#### [Do this]
Without including any images, repeat the data exactly.

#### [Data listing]
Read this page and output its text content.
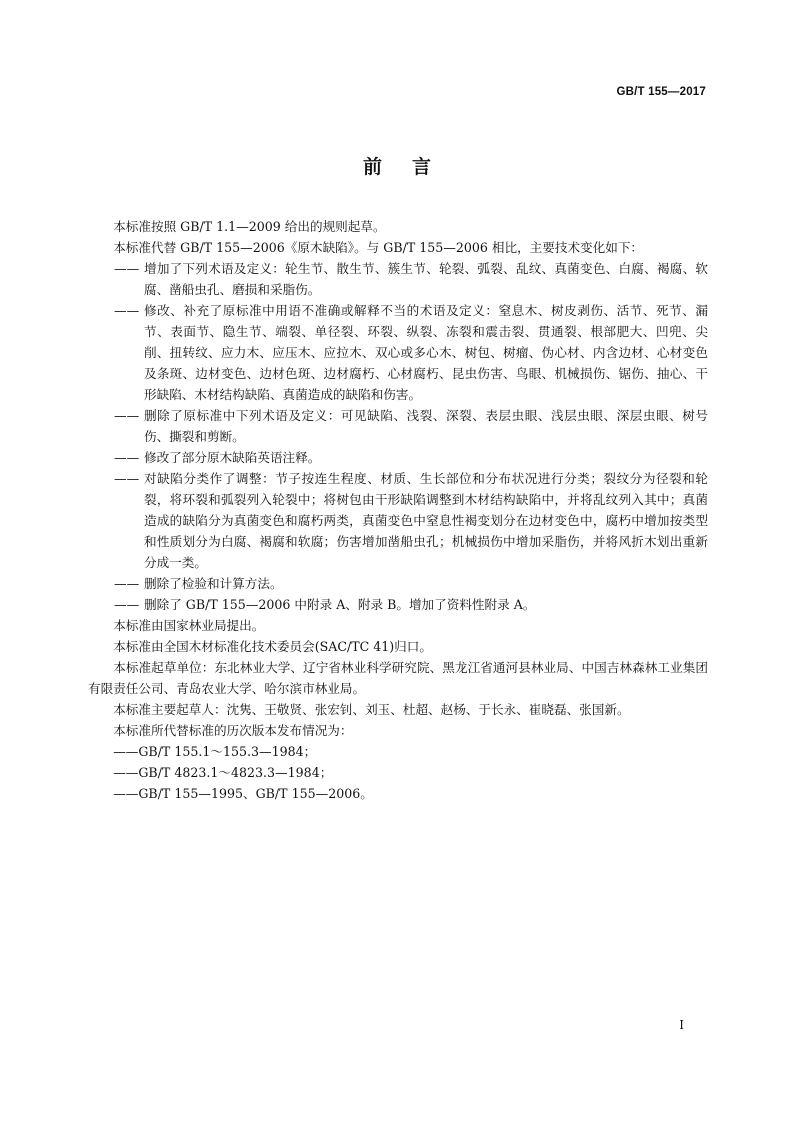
GB/T 155—2017
前言

本标准按照 GB/T 1.1—2009 给出的规则起草。

本标准代替 GB/T 155—2006《原木缺陷》。与 GB/T 155—2006 相比，主要技术变化如下：

—— 增加了下列术语及定义：轮生节、散生节、簇生节、轮裂、弧裂、乱纹、真菌变色、白腐、褐腐、软腐、凿船虫孔、磨损和采脂伤。

—— 修改、补充了原标准中用语不准确或解释不当的术语及定义：窒息木、树皮剥伤、活节、死节、漏节、表面节、隐生节、端裂、单径裂、环裂、纵裂、冻裂和震击裂、贯通裂、根部肥大、凹兜、尖削、扭转纹、应力木、应压木、应拉木、双心或多心木、树包、树瘤、伪心材、内含边材、心材变色及条斑、边材变色、边材色斑、边材腐朽、心材腐朽、昆虫伤害、鸟眼、机械损伤、锯伤、抽心、干形缺陷、木材结构缺陷、真菌造成的缺陷和伤害。

—— 删除了原标准中下列术语及定义：可见缺陷、浅裂、深裂、表层虫眼、浅层虫眼、深层虫眼、树号伤、撕裂和剪断。

—— 修改了部分原木缺陷英语注释。

—— 对缺陷分类作了调整：节子按连生程度、材质、生长部位和分布状况进行分类；裂纹分为径裂和轮裂，将环裂和弧裂列入轮裂中；将树包由干形缺陷调整到木材结构缺陷中，并将乱纹列入其中；真菌造成的缺陷分为真菌变色和腐朽两类，真菌变色中窒息性褐变划分在边材变色中，腐朽中增加按类型和性质划分为白腐、褐腐和软腐；伤害增加凿船虫孔；机械损伤中增加采脂伤，并将风折木划出重新分成一类。

—— 删除了检验和计算方法。

—— 删除了 GB/T 155—2006 中附录 A、附录 B。增加了资料性附录 A。

本标准由国家林业局提出。

本标准由全国木材标准化技术委员会(SAC/TC 41)归口。

本标准起草单位：东北林业大学、辽宁省林业科学研究院、黑龙江省通河县林业局、中国吉林森林工业集团有限责任公司、青岛农业大学、哈尔滨市林业局。

本标准主要起草人：沈隽、王敬贤、张宏钊、刘玉、杜超、赵杨、于长永、崔晓磊、张国新。

本标准所代替标准的历次版本发布情况为：

——GB/T 155.1～155.3—1984；

——GB/T 4823.1～4823.3—1984；

——GB/T 155—1995、GB/T 155—2006。

I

#### [Task solution]
Read this page and output its text content.
GB/T 155—2017
前言

本标准按照 GB/T 1.1—2009 给出的规则起草。

本标准代替 GB/T 155—2006《原木缺陷》。与 GB/T 155—2006 相比，主要技术变化如下：

—— 增加了下列术语及定义：轮生节、散生节、簇生节、轮裂、弧裂、乱纹、真菌变色、白腐、褐腐、软腐、凿船虫孔、磨损和采脂伤。

—— 修改、补充了原标准中用语不准确或解释不当的术语及定义：窒息木、树皮剥伤、活节、死节、漏节、表面节、隐生节、端裂、单径裂、环裂、纵裂、冻裂和震击裂、贯通裂、根部肥大、凹兜、尖削、扭转纹、应力木、应压木、应拉木、双心或多心木、树包、树瘤、伪心材、内含边材、心材变色及条斑、边材变色、边材色斑、边材腐朽、心材腐朽、昆虫伤害、鸟眼、机械损伤、锯伤、抽心、干形缺陷、木材结构缺陷、真菌造成的缺陷和伤害。

—— 删除了原标准中下列术语及定义：可见缺陷、浅裂、深裂、表层虫眼、浅层虫眼、深层虫眼、树号伤、撕裂和剪断。

—— 修改了部分原木缺陷英语注释。

—— 对缺陷分类作了调整：节子按连生程度、材质、生长部位和分布状况进行分类；裂纹分为径裂和轮裂，将环裂和弧裂列入轮裂中；将树包由干形缺陷调整到木材结构缺陷中，并将乱纹列入其中；真菌造成的缺陷分为真菌变色和腐朽两类，真菌变色中窒息性褐变划分在边材变色中，腐朽中增加按类型和性质划分为白腐、褐腐和软腐；伤害增加凿船虫孔；机械损伤中增加采脂伤，并将风折木划出重新分成一类。

—— 删除了检验和计算方法。

—— 删除了 GB/T 155—2006 中附录 A、附录 B。增加了资料性附录 A。

本标准由国家林业局提出。

本标准由全国木材标准化技术委员会(SAC/TC 41)归口。

本标准起草单位：东北林业大学、辽宁省林业科学研究院、黑龙江省通河县林业局、中国吉林森林工业集团有限责任公司、青岛农业大学、哈尔滨市林业局。

本标准主要起草人：沈隽、王敬贤、张宏钊、刘玉、杜超、赵杨、于长永、崔晓磊、张国新。

本标准所代替标准的历次版本发布情况为：

——GB/T 155.1～155.3—1984；

——GB/T 4823.1～4823.3—1984；

——GB/T 155—1995、GB/T 155—2006。

I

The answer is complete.